_Written request_. Reproduce each line of the listing exactly.
begin Exercise input
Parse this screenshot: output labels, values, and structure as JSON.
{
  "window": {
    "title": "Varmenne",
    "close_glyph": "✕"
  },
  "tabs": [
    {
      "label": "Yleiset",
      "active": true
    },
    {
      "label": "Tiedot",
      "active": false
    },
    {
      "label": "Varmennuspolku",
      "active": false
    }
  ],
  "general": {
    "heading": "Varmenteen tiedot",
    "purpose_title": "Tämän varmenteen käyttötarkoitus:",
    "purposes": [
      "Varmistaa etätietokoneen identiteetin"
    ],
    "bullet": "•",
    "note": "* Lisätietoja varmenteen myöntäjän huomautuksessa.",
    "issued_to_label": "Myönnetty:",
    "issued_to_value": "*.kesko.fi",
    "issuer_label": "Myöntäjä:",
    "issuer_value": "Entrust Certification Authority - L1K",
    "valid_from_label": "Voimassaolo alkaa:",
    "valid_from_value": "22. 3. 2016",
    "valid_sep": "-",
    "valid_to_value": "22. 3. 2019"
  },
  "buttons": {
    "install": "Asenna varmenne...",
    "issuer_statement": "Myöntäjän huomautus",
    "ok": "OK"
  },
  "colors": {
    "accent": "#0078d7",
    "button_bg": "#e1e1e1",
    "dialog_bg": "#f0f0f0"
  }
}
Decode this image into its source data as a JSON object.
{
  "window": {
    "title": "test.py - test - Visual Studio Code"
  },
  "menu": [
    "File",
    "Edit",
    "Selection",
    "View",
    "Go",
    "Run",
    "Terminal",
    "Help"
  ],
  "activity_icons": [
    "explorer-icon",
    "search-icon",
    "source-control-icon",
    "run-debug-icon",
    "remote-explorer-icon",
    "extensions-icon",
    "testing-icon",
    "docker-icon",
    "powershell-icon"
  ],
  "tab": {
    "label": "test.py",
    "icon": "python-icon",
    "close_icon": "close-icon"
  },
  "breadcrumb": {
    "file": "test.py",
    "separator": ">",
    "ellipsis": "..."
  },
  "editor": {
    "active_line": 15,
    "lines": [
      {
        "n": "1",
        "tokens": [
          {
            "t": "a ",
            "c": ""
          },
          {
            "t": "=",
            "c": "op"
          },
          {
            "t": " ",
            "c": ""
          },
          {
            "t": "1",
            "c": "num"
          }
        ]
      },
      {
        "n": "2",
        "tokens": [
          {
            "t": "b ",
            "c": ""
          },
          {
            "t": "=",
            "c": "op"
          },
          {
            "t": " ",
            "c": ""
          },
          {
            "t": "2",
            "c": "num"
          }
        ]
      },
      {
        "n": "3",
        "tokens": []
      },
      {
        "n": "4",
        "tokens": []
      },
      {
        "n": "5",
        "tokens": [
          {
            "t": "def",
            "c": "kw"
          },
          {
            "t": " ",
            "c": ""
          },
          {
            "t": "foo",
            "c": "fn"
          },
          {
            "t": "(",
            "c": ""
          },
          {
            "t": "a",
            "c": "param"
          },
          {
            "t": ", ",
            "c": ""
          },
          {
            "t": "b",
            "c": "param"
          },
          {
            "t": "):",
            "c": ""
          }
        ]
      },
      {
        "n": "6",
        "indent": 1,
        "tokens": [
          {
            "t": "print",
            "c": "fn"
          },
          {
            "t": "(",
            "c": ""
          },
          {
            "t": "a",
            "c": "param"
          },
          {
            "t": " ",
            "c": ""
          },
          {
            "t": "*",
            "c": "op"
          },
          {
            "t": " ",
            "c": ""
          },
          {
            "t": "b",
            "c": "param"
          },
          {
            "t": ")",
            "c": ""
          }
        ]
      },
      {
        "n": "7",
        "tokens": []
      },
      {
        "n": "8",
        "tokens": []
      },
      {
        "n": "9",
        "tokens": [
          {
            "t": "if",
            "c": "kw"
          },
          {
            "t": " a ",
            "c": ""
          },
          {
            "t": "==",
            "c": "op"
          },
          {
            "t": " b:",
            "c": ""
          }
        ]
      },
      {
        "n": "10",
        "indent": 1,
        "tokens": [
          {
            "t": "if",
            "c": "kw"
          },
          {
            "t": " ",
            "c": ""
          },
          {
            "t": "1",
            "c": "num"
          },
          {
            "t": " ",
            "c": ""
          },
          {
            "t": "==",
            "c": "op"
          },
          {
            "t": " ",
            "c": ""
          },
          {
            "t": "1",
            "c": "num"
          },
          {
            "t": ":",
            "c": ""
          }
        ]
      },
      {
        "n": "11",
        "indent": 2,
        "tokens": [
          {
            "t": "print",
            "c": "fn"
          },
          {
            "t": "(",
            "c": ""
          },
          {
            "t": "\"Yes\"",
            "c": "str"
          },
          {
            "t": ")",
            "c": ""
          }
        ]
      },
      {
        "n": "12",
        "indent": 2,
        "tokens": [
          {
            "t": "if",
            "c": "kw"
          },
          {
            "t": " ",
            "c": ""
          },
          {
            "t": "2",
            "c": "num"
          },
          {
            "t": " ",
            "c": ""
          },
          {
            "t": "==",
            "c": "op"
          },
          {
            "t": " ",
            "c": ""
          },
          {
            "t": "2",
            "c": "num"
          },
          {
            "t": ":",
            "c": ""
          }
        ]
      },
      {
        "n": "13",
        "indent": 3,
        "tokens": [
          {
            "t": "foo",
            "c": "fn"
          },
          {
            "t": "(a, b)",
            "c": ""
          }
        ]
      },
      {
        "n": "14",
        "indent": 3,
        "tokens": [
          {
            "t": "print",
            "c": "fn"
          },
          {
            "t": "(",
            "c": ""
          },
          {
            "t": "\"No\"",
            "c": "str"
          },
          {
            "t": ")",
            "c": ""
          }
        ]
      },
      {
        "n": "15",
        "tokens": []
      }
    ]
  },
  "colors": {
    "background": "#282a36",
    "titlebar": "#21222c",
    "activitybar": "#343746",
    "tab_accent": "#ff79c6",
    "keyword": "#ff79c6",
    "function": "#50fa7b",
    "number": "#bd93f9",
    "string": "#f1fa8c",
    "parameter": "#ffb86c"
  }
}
end Exercise input
_Written solution_.
Parse this screenshot: output labels, values, and structure as JSON.
{
  "window": {
    "title": "Varmenne",
    "close_glyph": "✕"
  },
  "tabs": [
    {
      "label": "Yleiset",
      "active": true
    },
    {
      "label": "Tiedot",
      "active": false
    },
    {
      "label": "Varmennuspolku",
      "active": false
    }
  ],
  "general": {
    "heading": "Varmenteen tiedot",
    "purpose_title": "Tämän varmenteen käyttötarkoitus:",
    "purposes": [
      "Varmistaa etätietokoneen identiteetin"
    ],
    "bullet": "•",
    "note": "* Lisätietoja varmenteen myöntäjän huomautuksessa.",
    "issued_to_label": "Myönnetty:",
    "issued_to_value": "*.kesko.fi",
    "issuer_label": "Myöntäjä:",
    "issuer_value": "Entrust Certification Authority - L1K",
    "valid_from_label": "Voimassaolo alkaa:",
    "valid_from_value": "22. 3. 2016",
    "valid_sep": "-",
    "valid_to_value": "22. 3. 2019"
  },
  "buttons": {
    "install": "Asenna varmenne...",
    "issuer_statement": "Myöntäjän huomautus",
    "ok": "OK"
  },
  "colors": {
    "accent": "#0078d7",
    "button_bg": "#e1e1e1",
    "dialog_bg": "#f0f0f0"
  }
}
Decode this image into its source data as a JSON object.
{
  "window": {
    "title": "test.py - test - Visual Studio Code"
  },
  "menu": [
    "File",
    "Edit",
    "Selection",
    "View",
    "Go",
    "Run",
    "Terminal",
    "Help"
  ],
  "activity_icons": [
    "explorer-icon",
    "search-icon",
    "source-control-icon",
    "run-debug-icon",
    "remote-explorer-icon",
    "extensions-icon",
    "testing-icon",
    "docker-icon",
    "powershell-icon"
  ],
  "tab": {
    "label": "test.py",
    "icon": "python-icon",
    "close_icon": "close-icon"
  },
  "breadcrumb": {
    "file": "test.py",
    "separator": ">",
    "ellipsis": "..."
  },
  "editor": {
    "active_line": 15,
    "lines": [
      {
        "n": "1",
        "tokens": [
          {
            "t": "a ",
            "c": ""
          },
          {
            "t": "=",
            "c": "op"
          },
          {
            "t": " ",
            "c": ""
          },
          {
            "t": "1",
            "c": "num"
          }
        ]
      },
      {
        "n": "2",
        "tokens": [
          {
            "t": "b ",
            "c": ""
          },
          {
            "t": "=",
            "c": "op"
          },
          {
            "t": " ",
            "c": ""
          },
          {
            "t": "2",
            "c": "num"
          }
        ]
      },
      {
        "n": "3",
        "tokens": []
      },
      {
        "n": "4",
        "tokens": []
      },
      {
        "n": "5",
        "tokens": [
          {
            "t": "def",
            "c": "kw"
          },
          {
            "t": " ",
            "c": ""
          },
          {
            "t": "foo",
            "c": "fn"
          },
          {
            "t": "(",
            "c": ""
          },
          {
            "t": "a",
            "c": "param"
          },
          {
            "t": ", ",
            "c": ""
          },
          {
            "t": "b",
            "c": "param"
          },
          {
            "t": "):",
            "c": ""
          }
        ]
      },
      {
        "n": "6",
        "indent": 1,
        "tokens": [
          {
            "t": "print",
            "c": "fn"
          },
          {
            "t": "(",
            "c": ""
          },
          {
            "t": "a",
            "c": "param"
          },
          {
            "t": " ",
            "c": ""
          },
          {
            "t": "*",
            "c": "op"
          },
          {
            "t": " ",
            "c": ""
          },
          {
            "t": "b",
            "c": "param"
          },
          {
            "t": ")",
            "c": ""
          }
        ]
      },
      {
        "n": "7",
        "tokens": []
      },
      {
        "n": "8",
        "tokens": []
      },
      {
        "n": "9",
        "tokens": [
          {
            "t": "if",
            "c": "kw"
          },
          {
            "t": " a ",
            "c": ""
          },
          {
            "t": "==",
            "c": "op"
          },
          {
            "t": " b:",
            "c": ""
          }
        ]
      },
      {
        "n": "10",
        "indent": 1,
        "tokens": [
          {
            "t": "if",
            "c": "kw"
          },
          {
            "t": " ",
            "c": ""
          },
          {
            "t": "1",
            "c": "num"
          },
          {
            "t": " ",
            "c": ""
          },
          {
            "t": "==",
            "c": "op"
          },
          {
            "t": " ",
            "c": ""
          },
          {
            "t": "1",
            "c": "num"
          },
          {
            "t": ":",
            "c": ""
          }
        ]
      },
      {
        "n": "11",
        "indent": 2,
        "tokens": [
          {
            "t": "print",
            "c": "fn"
          },
          {
            "t": "(",
            "c": ""
          },
          {
            "t": "\"Yes\"",
            "c": "str"
          },
          {
            "t": ")",
            "c": ""
          }
        ]
      },
      {
        "n": "12",
        "indent": 2,
        "tokens": [
          {
            "t": "if",
            "c": "kw"
          },
          {
            "t": " ",
            "c": ""
          },
          {
            "t": "2",
            "c": "num"
          },
          {
            "t": " ",
            "c": ""
          },
          {
            "t": "==",
            "c": "op"
          },
          {
            "t": " ",
            "c": ""
          },
          {
            "t": "2",
            "c": "num"
          },
          {
            "t": ":",
            "c": ""
          }
        ]
      },
      {
        "n": "13",
        "indent": 3,
        "tokens": [
          {
            "t": "foo",
            "c": "fn"
          },
          {
            "t": "(a, b)",
            "c": ""
          }
        ]
      },
      {
        "n": "14",
        "indent": 3,
        "tokens": [
          {
            "t": "print",
            "c": "fn"
          },
          {
            "t": "(",
            "c": ""
          },
          {
            "t": "\"No\"",
            "c": "str"
          },
          {
            "t": ")",
            "c": ""
          }
        ]
      },
      {
        "n": "15",
        "tokens": []
      }
    ]
  },
  "colors": {
    "background": "#282a36",
    "titlebar": "#21222c",
    "activitybar": "#343746",
    "tab_accent": "#ff79c6",
    "keyword": "#ff79c6",
    "function": "#50fa7b",
    "number": "#bd93f9",
    "string": "#f1fa8c",
    "parameter": "#ffb86c"
  }
}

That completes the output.